EXERCISE REQUIREMENTS —
Turn the rows between the one containing "725, 282, 783]" and the one containing "244, 256, 282]", inclusive, into a numbered list, omitting any blank lines.

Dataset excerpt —
----
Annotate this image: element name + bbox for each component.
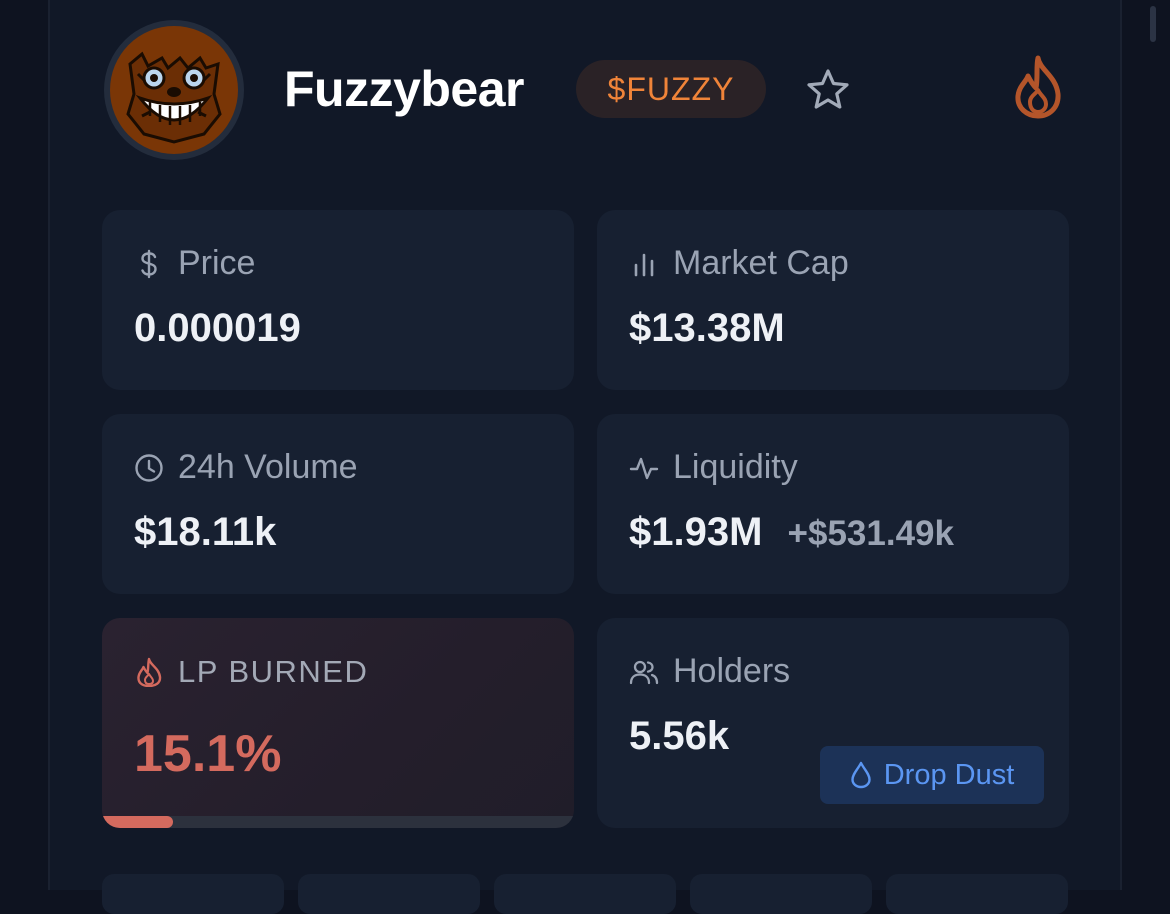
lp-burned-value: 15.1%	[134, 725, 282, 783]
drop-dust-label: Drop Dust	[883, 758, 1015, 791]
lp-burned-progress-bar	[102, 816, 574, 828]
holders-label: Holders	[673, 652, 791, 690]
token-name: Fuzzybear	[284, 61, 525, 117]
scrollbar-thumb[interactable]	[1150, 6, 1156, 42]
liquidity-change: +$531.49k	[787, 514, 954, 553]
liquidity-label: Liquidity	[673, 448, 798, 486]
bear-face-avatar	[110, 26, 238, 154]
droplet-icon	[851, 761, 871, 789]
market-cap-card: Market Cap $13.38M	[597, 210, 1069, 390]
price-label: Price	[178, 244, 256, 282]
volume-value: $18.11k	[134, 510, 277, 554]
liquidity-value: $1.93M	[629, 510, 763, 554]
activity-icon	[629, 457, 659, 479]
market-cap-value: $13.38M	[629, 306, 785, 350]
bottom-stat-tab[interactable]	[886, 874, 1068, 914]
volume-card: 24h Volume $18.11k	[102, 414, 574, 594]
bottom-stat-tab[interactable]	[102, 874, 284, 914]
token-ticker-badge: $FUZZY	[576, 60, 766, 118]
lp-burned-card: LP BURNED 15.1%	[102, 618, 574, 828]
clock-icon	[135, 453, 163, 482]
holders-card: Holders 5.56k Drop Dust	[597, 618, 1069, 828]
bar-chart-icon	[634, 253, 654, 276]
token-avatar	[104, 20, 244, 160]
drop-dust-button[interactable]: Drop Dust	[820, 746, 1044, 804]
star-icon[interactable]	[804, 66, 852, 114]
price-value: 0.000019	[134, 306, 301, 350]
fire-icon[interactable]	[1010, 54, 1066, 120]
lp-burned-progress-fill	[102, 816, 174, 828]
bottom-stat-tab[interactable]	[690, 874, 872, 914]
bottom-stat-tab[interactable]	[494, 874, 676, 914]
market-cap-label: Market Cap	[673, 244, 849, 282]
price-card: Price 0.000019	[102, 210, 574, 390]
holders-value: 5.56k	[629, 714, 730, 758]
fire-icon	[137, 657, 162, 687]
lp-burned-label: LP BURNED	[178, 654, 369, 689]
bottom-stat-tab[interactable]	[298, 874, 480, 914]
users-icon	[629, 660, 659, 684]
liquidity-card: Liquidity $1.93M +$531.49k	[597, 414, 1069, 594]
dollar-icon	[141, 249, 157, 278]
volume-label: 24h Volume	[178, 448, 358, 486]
----
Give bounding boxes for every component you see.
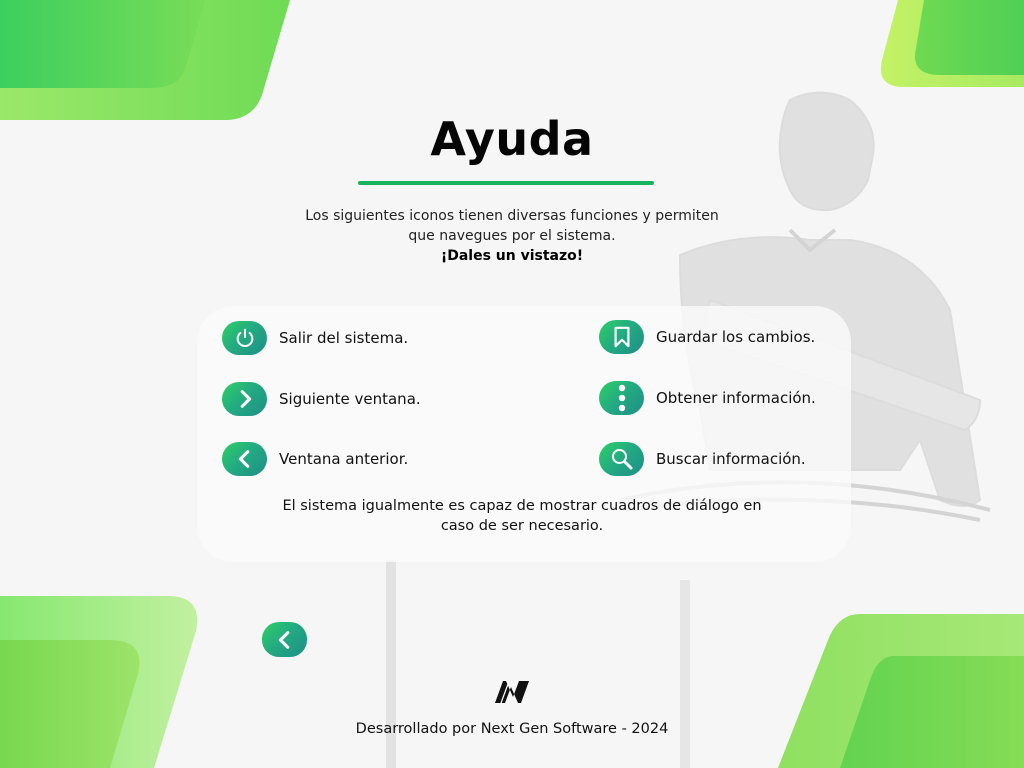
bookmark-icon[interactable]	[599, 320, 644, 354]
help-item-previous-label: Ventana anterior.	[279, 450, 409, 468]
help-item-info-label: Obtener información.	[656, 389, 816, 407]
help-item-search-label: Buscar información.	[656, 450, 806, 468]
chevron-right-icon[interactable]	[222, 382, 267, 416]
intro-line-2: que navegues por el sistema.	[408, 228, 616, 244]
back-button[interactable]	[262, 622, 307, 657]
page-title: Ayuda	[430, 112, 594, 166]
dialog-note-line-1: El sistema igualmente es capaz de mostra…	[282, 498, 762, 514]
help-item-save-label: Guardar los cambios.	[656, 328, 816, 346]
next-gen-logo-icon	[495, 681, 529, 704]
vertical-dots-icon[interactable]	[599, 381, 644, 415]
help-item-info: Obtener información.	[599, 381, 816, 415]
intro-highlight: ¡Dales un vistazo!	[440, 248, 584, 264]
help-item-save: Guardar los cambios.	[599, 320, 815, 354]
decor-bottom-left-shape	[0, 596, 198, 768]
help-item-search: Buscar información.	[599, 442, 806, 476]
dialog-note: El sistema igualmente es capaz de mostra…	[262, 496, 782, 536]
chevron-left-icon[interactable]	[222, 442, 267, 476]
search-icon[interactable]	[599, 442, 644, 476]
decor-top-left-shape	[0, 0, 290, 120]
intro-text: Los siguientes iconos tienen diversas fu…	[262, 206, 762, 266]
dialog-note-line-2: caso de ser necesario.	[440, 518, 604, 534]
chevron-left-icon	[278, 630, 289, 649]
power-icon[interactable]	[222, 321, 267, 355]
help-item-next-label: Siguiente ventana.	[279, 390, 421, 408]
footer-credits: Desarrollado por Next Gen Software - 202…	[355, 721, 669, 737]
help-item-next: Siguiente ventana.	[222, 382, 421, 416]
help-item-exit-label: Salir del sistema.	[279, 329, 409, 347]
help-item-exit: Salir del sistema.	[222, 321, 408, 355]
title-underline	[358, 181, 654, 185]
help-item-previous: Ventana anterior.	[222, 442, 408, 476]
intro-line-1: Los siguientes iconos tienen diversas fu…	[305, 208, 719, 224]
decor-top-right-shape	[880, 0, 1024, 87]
----
SOLUTION TO THIS EXERCISE —
1. lp-burned-value: 15.1%	[134, 725, 282, 783]
2. drop-dust-label: Drop Dust	[883, 758, 1015, 791]
3. lp-burned-progress-bar	[102, 816, 574, 828]
4. holders-label: Holders	[673, 652, 791, 690]
5. token-name: Fuzzybear	[284, 61, 525, 117]
6. scrollbar-thumb[interactable]	[1150, 6, 1156, 42]
7. liquidity-change: +$531.49k	[787, 514, 954, 553]
8. liquidity-label: Liquidity	[673, 448, 798, 486]
9. bear-face-avatar	[110, 26, 238, 154]
10. droplet-icon	[851, 761, 871, 789]
11. market-cap-card: Market Cap $13.38M	[597, 210, 1069, 390]
12. price-label: Price	[178, 244, 256, 282]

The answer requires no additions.